- _PARTS OF THE EXERCISE_
[a] For the thread on cheaper lumber, decide whether each statement agrees with it: (i) ShaneA calls big box hardwood very expensive; (ii) Buckethead says the wood from his local sources usually comes planed smooth; (iii) davegutz drives 50 miles into Vermont for hardwood. Answer yes or no for each and quote the words that settle it.
[b] Answer these questions from the thread on cheaper lumber, one per line:
(i) Besides Craigslist, which local sources does ShaneA suggest checking?
(ii) According to Buckethead, when is getting the same species for half the money especially likely?
(iii) What does davegutz say his New Hampshire source has besides its hardwood selection?
[c] Write the next part of the thread on cheaper lumber, starting after its final post.

- _EXCERPT_

* * * * *

Where can I find a cheaper source of lumber?


----------



## ShaneA (Apr 15, 2011)

Craig's list diligence. Plus, you may look to see f there are local hardwood dealers, cabinet shops or sawyers. Big box hard wood is scary expensive.


----------



## Buckethead (Apr 14, 2013)

Craigslist can likely help. I would consider returning that wood and researching a bit further. I have found a couple local sources that offer hardwoods for far less than HD. It is generally rough sawn, but I think that adds fun to the project.

You could likely get that same species for half the money, especially if it is a species which grows regionally.


----------



## davegutz (Oct 16, 2012)

I drive 50 miles into New Hampshire to get decent hardwood selection about 1/3 the cost of HD (they have a shorts bin and occasional clearance sales on the shorts). Maybe Wisconsin offers that for you?

* * * * *

- _RAW DATA_

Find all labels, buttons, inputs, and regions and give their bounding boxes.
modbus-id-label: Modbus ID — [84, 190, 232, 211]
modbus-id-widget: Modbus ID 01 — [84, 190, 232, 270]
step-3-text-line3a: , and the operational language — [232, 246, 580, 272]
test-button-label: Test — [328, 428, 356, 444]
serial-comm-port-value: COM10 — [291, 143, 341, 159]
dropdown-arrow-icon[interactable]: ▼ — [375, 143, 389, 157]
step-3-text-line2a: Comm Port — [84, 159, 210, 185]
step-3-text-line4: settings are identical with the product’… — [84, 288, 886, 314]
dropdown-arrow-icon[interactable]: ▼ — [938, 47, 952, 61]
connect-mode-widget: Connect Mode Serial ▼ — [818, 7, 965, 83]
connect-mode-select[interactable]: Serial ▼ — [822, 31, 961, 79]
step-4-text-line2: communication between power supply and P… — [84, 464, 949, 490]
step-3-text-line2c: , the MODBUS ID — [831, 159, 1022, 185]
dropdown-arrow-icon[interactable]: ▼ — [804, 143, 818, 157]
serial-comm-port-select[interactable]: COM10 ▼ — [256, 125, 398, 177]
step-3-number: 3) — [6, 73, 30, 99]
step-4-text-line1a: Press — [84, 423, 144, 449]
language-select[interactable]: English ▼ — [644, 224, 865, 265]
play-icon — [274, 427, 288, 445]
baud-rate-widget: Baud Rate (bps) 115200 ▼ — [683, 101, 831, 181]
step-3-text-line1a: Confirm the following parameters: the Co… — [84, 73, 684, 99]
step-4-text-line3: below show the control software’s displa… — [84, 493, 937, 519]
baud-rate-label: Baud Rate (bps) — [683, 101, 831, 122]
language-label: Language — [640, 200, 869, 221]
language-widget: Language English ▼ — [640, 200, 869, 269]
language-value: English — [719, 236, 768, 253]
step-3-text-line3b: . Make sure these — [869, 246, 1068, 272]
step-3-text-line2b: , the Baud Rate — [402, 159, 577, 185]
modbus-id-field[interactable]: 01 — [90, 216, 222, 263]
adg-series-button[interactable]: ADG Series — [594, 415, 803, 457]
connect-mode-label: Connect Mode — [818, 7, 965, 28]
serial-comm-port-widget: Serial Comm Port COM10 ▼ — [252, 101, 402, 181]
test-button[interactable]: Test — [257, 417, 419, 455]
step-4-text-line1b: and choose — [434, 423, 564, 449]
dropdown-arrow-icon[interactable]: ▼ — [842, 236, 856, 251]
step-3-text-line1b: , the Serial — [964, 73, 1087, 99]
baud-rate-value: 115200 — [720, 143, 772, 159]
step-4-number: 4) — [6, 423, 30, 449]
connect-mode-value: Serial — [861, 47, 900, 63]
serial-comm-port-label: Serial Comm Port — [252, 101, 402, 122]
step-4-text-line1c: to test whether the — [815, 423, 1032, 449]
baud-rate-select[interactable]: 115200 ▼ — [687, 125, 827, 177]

* * * * *

- _RESPONSES BY TASK_
[a]
(i) Yes: "Big box hard wood is scary expensive."
(ii) No: "It is generally rough sawn"
(iii) No: "I drive 50 miles into New Hampshire"

[b]
(i) Local hardwood dealers, cabinet shops and sawyers.
(ii) When it is a species that grows regionally.
(iii) A shorts bin and occasional clearance sales on the shorts.

[c]
----------



## JustJoe (Oct 26, 2012)

You're in Chicago and buying lumber at Home Depot!???!! ???
If there aren't any real lumberyards listed in the phone book, try searching here:
http://www.woodfinder.com/


----------



## kdc68 (Mar 2, 2012)

Buying from the big box stores is expensive…

If you have a jointer and/or a planer you are better off buying from a lumber distributer in your area…..You can buy S2S (surfaced 2 sides) for example, for about half the price of the big box stores ….Then you can mill to dimensions….

Here's an example of price comparing of oak in my area

HD - 1×8x8 - $37.44 
My hardwood distributer - 1×8x8 - $19.33


----------



## Buckethead (Apr 14, 2013)

Ya… I just saw that he's in Chicago too. Seems like there would be quite a few resources.

I found this on CL in about 12 seconds: http://chicago.craigslist.org/nch/mat/3841297916.html

100 bf of 4/4 cherry for $3.00 per bf: http://chicago.craigslist.org/wcl/mat/3840329430.html

Same guy? Walnut for the same $3.00 bf: http://chicago.craigslist.org/wcl/mat/3784258533.html

I'm moving to Chicago! .... Errrr… No I'm not. 

Holy mackerel. I think I could become a Packers fan: http://chicago.craigslist.org/nch/mat/3833747126.html


----------



## firefighterontheside (Apr 26, 2013)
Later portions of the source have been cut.